* START EXCERPTED TEXT *

In fact, this particular text is composed in Markdown cell. So, in general, we will use Markdown cell for narrative text. There are humongous ways to format your narrative cell (like Word), we will cover some of them along the way. If you want to explore more [click here](https://www.markdownguide.org/basic-syntax/). 

> **Code cell** This cell contains the actual codes to run. 

You easily change cell configuration from top menu in Jupyter notebook: ![image.png](attachment:1e8647da-dc5e-4d36-aad9-65d87f76728d.png)

**So why Jupyter notebook for data analytics/science?** In short, a Jupyter notebook is a document that supports mixing executable code, equations, visualizations, and narrative text ALL IN ONE PLACe. 

*Illustration*: For a moment, assume that you are working on a project that involves lots of data analysis and custom visualizations. Furthermore, suppose you are using JMP. Now, most likely you have been using MS word to write your analysis results supported by many plots and charts that are created in JMP. This means we would be moving/copying/pasting tables and charts from JMP to Word. Also, sometimes we find out some mistakes or errors in our analysis that was already copied to Word (it happens to me a lot). In this case, we have to redo our analysis, create the charts and move them back to Word again. 

Jupyter notebook gives a live notebook. This means, we can code our analysis, create the charts and write them up in one document. When we make a mistake, we can easily fix it by modifying the code. 

## Let's start coding

We need to use code cell to start coding. In code cell, if you put \# in front of a line, it means comment (not executable). Indention is very important in Python: improper indention results in error. Also, commands are case sensitive. 

To run a code cell, click play button on top, or press `Shift - Enter`

In [3]:
# basic operations
# plus
print(5+10)
# minus
print(5-10)
# multiply
print(5*10)
# divide
print(5/10)
# power
print(5**2)

15
-5
50
0.5
25


Strings or text is coded as in `'text'` or `"text"`. Complete the rest of the cell by printing operations before the answer. 

In [7]:
# basic operations
# plus
print('5+10 =', 5+10)
# minus
print('5-10 =', 5-10)
# multiply ....complete the rest

5+10 = 15
5-10 = -5


### Variables

Instead of using absolute number, we can assign variable to a value. This is similar to referencing in Excel cell when using formulas instead of directly using the values in formula bar. Note that variables are case sensitive, for instance $a \neq A$.

In [10]:
# These examples of a variable
a= 5
A= 10
print('a+A = ', a+A)

* END EXCERPTED TEXT *
* START RECORDED DATA *

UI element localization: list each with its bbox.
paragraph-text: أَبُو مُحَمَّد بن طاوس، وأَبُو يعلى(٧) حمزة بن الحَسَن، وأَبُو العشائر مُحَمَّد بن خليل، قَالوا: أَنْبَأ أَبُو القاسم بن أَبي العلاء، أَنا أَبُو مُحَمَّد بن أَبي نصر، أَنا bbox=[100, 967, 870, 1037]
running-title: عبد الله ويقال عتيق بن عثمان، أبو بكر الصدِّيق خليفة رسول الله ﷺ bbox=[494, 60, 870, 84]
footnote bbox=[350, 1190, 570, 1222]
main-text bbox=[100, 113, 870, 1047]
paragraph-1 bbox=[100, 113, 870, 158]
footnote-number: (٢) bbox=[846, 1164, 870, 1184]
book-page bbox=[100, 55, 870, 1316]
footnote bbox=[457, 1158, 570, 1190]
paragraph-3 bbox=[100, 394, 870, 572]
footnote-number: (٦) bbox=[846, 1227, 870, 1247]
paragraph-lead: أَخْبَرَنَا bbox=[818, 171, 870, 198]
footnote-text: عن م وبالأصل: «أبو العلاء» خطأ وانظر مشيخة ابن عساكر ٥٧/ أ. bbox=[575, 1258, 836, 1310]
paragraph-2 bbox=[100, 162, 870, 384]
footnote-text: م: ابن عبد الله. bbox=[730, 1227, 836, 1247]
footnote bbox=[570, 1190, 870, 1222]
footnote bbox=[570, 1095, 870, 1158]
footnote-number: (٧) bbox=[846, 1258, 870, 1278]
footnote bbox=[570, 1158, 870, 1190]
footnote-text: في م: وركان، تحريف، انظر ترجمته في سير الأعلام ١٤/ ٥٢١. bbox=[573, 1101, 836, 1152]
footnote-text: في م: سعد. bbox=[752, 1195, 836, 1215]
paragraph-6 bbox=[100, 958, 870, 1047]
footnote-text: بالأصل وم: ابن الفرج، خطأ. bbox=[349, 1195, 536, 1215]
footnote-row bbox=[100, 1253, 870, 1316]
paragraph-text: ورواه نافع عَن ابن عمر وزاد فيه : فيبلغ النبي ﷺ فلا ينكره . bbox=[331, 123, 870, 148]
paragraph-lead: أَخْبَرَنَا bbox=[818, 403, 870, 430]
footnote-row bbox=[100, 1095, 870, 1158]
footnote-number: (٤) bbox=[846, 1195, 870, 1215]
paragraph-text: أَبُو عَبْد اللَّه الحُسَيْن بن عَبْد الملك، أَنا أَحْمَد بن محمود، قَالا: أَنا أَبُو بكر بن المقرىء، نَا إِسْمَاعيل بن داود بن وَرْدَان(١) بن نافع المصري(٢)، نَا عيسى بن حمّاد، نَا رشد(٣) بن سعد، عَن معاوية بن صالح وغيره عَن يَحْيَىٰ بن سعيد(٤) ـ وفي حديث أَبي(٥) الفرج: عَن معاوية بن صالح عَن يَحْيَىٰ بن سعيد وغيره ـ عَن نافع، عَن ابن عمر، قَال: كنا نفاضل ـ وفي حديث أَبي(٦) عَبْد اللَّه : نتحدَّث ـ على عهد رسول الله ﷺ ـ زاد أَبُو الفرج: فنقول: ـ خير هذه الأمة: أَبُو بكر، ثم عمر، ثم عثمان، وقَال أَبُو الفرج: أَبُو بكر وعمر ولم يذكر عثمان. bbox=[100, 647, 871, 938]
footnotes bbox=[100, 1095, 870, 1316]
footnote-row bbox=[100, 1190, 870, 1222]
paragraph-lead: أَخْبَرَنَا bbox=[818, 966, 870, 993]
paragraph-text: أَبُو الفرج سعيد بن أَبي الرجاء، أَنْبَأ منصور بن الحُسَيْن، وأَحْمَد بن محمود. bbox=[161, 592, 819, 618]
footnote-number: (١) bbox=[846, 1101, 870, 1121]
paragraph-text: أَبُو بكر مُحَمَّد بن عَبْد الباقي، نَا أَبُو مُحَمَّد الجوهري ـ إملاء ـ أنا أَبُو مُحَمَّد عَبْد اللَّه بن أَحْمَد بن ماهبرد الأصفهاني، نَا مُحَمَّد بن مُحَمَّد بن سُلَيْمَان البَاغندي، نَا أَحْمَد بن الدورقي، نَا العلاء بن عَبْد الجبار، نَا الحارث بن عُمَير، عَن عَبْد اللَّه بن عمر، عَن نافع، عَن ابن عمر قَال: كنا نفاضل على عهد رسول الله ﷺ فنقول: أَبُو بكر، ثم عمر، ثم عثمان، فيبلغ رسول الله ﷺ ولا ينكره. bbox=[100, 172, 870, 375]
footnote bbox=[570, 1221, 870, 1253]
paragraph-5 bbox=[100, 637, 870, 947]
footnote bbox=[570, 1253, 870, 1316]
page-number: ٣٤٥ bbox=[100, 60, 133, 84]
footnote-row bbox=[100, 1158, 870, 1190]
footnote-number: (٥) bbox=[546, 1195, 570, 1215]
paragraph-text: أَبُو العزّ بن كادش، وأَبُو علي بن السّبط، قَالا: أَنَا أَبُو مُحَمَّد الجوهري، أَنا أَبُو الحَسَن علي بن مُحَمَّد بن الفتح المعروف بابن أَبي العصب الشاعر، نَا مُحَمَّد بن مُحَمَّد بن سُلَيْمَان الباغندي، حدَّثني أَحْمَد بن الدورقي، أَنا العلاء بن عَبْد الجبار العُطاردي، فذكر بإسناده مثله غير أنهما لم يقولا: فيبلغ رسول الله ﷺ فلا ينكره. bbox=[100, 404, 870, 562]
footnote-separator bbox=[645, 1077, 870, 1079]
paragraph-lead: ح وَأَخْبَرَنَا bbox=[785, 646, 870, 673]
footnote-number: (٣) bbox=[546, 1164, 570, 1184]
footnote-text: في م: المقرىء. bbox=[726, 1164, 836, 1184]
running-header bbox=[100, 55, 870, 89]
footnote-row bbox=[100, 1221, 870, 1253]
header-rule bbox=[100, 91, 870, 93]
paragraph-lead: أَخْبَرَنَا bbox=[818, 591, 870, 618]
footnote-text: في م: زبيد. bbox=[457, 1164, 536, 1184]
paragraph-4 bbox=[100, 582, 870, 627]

* END RECORDED DATA *

TASK TO COMPLETE -
Could you write the next part of the Jupyter notebook tutorial, picking up right after its final line?

RESPONSE TO THIS TASK -
a+A =  15


***Exercise 1***: Calculate the BMI for a person

Body Mass Index can be calculated as: 
$$
BMI=\frac{weight}{height^2}
$$

Define two variables `weight` and `height`. And define another variable `bmi` based on the formula above. Calculate and print out bmi for values `weight=72`kg and `height=172`cm. 

#### Variable types

You can use `type(variable)` to see type of variable. Some common variables are:
* `float`: real number with decimals
* `int`: integer of whole number
* `str`: string
* `bool`: True or False

In [17]:
weight=80
type(weight)
print('type of weight is ',type(weight))
height=170
print('type of height is ',type(height))
bmi=weight/height**2
print('bmi = ', bmi)
print('type of bmi is ',type(bmi))
love_exp='I love you'
print('type of love_exp is ', type(love_exp))

type of weight is  <class 'int'>
type of height is  <class 'int'>
bmi =  0.002768166089965398
type of bmi is  <class 'float'>
type of love_exp is  <class 'str'>


***Exercise 2***

Try adding `weight+height`, `love_exp+love_exp` and `weight+love_exp`. Comment on what happens.


### Lists

Lists are the collection of values. They contain any value, different types of variables and even other lists. 

In [24]:
# area variables (in square meters)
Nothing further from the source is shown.